## RECORDS PROVIDED:
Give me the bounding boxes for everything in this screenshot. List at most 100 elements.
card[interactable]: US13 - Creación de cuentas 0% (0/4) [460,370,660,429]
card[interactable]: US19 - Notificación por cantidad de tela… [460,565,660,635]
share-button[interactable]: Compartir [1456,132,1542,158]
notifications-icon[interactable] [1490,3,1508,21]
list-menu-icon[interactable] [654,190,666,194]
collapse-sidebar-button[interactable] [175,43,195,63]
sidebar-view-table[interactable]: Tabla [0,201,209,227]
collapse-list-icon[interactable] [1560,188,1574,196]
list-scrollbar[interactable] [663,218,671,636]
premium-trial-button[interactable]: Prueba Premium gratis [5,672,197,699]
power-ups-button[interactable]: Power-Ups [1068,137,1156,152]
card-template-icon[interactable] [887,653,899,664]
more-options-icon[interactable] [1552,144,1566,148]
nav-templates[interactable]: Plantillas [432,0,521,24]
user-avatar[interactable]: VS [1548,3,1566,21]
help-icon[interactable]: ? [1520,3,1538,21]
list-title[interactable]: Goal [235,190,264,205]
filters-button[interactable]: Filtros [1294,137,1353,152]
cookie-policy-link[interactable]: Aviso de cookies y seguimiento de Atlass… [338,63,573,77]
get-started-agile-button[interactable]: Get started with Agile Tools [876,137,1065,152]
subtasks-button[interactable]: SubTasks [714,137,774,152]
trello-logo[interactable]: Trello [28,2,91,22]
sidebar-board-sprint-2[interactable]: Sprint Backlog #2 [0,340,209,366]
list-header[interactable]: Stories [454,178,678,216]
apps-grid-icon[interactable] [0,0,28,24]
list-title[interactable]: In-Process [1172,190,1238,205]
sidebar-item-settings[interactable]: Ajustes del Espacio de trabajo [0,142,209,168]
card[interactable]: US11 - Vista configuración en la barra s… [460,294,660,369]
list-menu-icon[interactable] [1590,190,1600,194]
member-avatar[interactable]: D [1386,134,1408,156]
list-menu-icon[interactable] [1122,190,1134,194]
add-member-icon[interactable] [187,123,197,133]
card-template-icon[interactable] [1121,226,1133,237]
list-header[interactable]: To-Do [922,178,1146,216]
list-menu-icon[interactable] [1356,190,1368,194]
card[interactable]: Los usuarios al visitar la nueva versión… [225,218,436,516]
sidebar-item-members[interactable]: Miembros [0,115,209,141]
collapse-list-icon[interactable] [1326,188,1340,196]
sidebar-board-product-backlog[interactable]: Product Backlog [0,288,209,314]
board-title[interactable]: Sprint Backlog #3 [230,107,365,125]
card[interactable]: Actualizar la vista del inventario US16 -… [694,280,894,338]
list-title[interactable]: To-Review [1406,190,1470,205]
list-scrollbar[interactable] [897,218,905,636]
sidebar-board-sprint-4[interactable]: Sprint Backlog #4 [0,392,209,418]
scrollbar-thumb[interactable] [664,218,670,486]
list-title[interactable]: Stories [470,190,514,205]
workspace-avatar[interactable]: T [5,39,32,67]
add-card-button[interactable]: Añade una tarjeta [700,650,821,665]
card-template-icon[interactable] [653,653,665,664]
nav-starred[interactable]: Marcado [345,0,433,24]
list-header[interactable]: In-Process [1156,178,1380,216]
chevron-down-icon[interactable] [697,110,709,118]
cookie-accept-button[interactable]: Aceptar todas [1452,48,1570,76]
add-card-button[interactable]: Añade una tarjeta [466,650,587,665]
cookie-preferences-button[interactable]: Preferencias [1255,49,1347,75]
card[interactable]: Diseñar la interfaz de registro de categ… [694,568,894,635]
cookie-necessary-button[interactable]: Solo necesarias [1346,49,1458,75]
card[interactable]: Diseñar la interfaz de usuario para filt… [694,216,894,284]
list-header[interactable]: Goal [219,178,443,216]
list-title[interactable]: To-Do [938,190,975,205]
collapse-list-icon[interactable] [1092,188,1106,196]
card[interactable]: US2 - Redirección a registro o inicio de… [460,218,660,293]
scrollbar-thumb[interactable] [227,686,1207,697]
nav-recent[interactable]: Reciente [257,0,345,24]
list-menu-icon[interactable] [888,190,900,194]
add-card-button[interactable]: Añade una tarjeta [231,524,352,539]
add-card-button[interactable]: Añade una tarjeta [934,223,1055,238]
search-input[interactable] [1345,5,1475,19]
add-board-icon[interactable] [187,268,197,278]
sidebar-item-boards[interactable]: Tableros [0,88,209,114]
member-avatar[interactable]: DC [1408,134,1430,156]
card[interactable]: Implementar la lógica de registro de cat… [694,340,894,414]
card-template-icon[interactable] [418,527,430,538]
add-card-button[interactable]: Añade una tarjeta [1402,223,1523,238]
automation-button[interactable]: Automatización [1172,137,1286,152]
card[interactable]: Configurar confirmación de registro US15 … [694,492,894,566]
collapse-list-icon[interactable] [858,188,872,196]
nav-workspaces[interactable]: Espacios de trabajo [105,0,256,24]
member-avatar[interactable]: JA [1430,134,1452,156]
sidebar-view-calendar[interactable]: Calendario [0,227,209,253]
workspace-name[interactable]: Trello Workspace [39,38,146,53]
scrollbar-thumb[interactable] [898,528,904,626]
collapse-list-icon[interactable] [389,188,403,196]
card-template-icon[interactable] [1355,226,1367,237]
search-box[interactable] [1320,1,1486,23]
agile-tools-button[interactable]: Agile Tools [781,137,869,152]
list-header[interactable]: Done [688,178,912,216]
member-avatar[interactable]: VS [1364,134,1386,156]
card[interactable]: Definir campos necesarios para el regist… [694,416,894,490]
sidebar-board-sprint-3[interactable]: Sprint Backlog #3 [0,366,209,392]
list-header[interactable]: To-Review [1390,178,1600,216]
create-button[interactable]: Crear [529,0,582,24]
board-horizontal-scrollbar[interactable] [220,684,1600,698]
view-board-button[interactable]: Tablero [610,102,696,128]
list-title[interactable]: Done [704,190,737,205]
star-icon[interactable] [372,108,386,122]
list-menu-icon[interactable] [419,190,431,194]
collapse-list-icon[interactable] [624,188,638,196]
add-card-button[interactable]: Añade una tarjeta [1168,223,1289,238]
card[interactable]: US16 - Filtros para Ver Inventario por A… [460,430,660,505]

## GIVEN TASK:
Could you return all of the items above verbatim, line for line and without any changes?

## ANSWER BELOW:
Give me the bounding boxes for everything in this screenshot. List at most 100 elements.
card[interactable]: US13 - Creación de cuentas 0% (0/4) [460,370,660,429]
card[interactable]: US19 - Notificación por cantidad de tela… [460,565,660,635]
share-button[interactable]: Compartir [1456,132,1542,158]
notifications-icon[interactable] [1490,3,1508,21]
list-menu-icon[interactable] [654,190,666,194]
collapse-sidebar-button[interactable] [175,43,195,63]
sidebar-view-table[interactable]: Tabla [0,201,209,227]
collapse-list-icon[interactable] [1560,188,1574,196]
list-scrollbar[interactable] [663,218,671,636]
premium-trial-button[interactable]: Prueba Premium gratis [5,672,197,699]
power-ups-button[interactable]: Power-Ups [1068,137,1156,152]
card-template-icon[interactable] [887,653,899,664]
more-options-icon[interactable] [1552,144,1566,148]
nav-templates[interactable]: Plantillas [432,0,521,24]
user-avatar[interactable]: VS [1548,3,1566,21]
help-icon[interactable]: ? [1520,3,1538,21]
list-title[interactable]: Goal [235,190,264,205]
filters-button[interactable]: Filtros [1294,137,1353,152]
cookie-policy-link[interactable]: Aviso de cookies y seguimiento de Atlass… [338,63,573,77]
get-started-agile-button[interactable]: Get started with Agile Tools [876,137,1065,152]
subtasks-button[interactable]: SubTasks [714,137,774,152]
trello-logo[interactable]: Trello [28,2,91,22]
sidebar-board-sprint-2[interactable]: Sprint Backlog #2 [0,340,209,366]
list-header[interactable]: Stories [454,178,678,216]
apps-grid-icon[interactable] [0,0,28,24]
list-title[interactable]: In-Process [1172,190,1238,205]
sidebar-item-settings[interactable]: Ajustes del Espacio de trabajo [0,142,209,168]
card[interactable]: US11 - Vista configuración en la barra s… [460,294,660,369]
list-menu-icon[interactable] [1590,190,1600,194]
member-avatar[interactable]: D [1386,134,1408,156]
list-menu-icon[interactable] [1122,190,1134,194]
add-member-icon[interactable] [187,123,197,133]
card-template-icon[interactable] [1121,226,1133,237]
list-header[interactable]: To-Do [922,178,1146,216]
list-menu-icon[interactable] [1356,190,1368,194]
card[interactable]: Los usuarios al visitar la nueva versión… [225,218,436,516]
sidebar-item-members[interactable]: Miembros [0,115,209,141]
collapse-list-icon[interactable] [1326,188,1340,196]
sidebar-board-product-backlog[interactable]: Product Backlog [0,288,209,314]
board-title[interactable]: Sprint Backlog #3 [230,107,365,125]
card[interactable]: Actualizar la vista del inventario US16 -… [694,280,894,338]
list-title[interactable]: To-Review [1406,190,1470,205]
list-scrollbar[interactable] [897,218,905,636]
sidebar-board-sprint-4[interactable]: Sprint Backlog #4 [0,392,209,418]
scrollbar-thumb[interactable] [664,218,670,486]
list-title[interactable]: Stories [470,190,514,205]
workspace-avatar[interactable]: T [5,39,32,67]
add-card-button[interactable]: Añade una tarjeta [700,650,821,665]
card-template-icon[interactable] [653,653,665,664]
nav-starred[interactable]: Marcado [345,0,433,24]
list-header[interactable]: In-Process [1156,178,1380,216]
chevron-down-icon[interactable] [697,110,709,118]
cookie-accept-button[interactable]: Aceptar todas [1452,48,1570,76]
add-card-button[interactable]: Añade una tarjeta [466,650,587,665]
cookie-preferences-button[interactable]: Preferencias [1255,49,1347,75]
card[interactable]: Diseñar la interfaz de registro de categ… [694,568,894,635]
cookie-necessary-button[interactable]: Solo necesarias [1346,49,1458,75]
card[interactable]: Diseñar la interfaz de usuario para filt… [694,216,894,284]
list-header[interactable]: Goal [219,178,443,216]
list-title[interactable]: To-Do [938,190,975,205]
collapse-list-icon[interactable] [1092,188,1106,196]
card[interactable]: US2 - Redirección a registro o inicio de… [460,218,660,293]
scrollbar-thumb[interactable] [227,686,1207,697]
nav-recent[interactable]: Reciente [257,0,345,24]
list-menu-icon[interactable] [888,190,900,194]
add-card-button[interactable]: Añade una tarjeta [231,524,352,539]
add-card-button[interactable]: Añade una tarjeta [934,223,1055,238]
search-input[interactable] [1345,5,1475,19]
add-board-icon[interactable] [187,268,197,278]
sidebar-item-boards[interactable]: Tableros [0,88,209,114]
member-avatar[interactable]: DC [1408,134,1430,156]
card[interactable]: Implementar la lógica de registro de cat… [694,340,894,414]
card-template-icon[interactable] [418,527,430,538]
add-card-button[interactable]: Añade una tarjeta [1402,223,1523,238]
automation-button[interactable]: Automatización [1172,137,1286,152]
card[interactable]: Configurar confirmación de registro US15 … [694,492,894,566]
collapse-list-icon[interactable] [858,188,872,196]
nav-workspaces[interactable]: Espacios de trabajo [105,0,256,24]
member-avatar[interactable]: JA [1430,134,1452,156]
sidebar-view-calendar[interactable]: Calendario [0,227,209,253]
workspace-name[interactable]: Trello Workspace [39,38,146,53]
scrollbar-thumb[interactable] [898,528,904,626]
collapse-list-icon[interactable] [389,188,403,196]
card-template-icon[interactable] [1355,226,1367,237]
search-box[interactable] [1320,1,1486,23]
agile-tools-button[interactable]: Agile Tools [781,137,869,152]
list-header[interactable]: Done [688,178,912,216]
member-avatar[interactable]: VS [1364,134,1386,156]
card[interactable]: Definir campos necesarios para el regist… [694,416,894,490]
sidebar-board-sprint-3[interactable]: Sprint Backlog #3 [0,366,209,392]
list-header[interactable]: To-Review [1390,178,1600,216]
create-button[interactable]: Crear [529,0,582,24]
board-horizontal-scrollbar[interactable] [220,684,1600,698]
view-board-button[interactable]: Tablero [610,102,696,128]
list-title[interactable]: Done [704,190,737,205]
star-icon[interactable] [372,108,386,122]
list-menu-icon[interactable] [419,190,431,194]
collapse-list-icon[interactable] [624,188,638,196]
add-card-button[interactable]: Añade una tarjeta [1168,223,1289,238]
card[interactable]: US16 - Filtros para Ver Inventario por A… [460,430,660,505]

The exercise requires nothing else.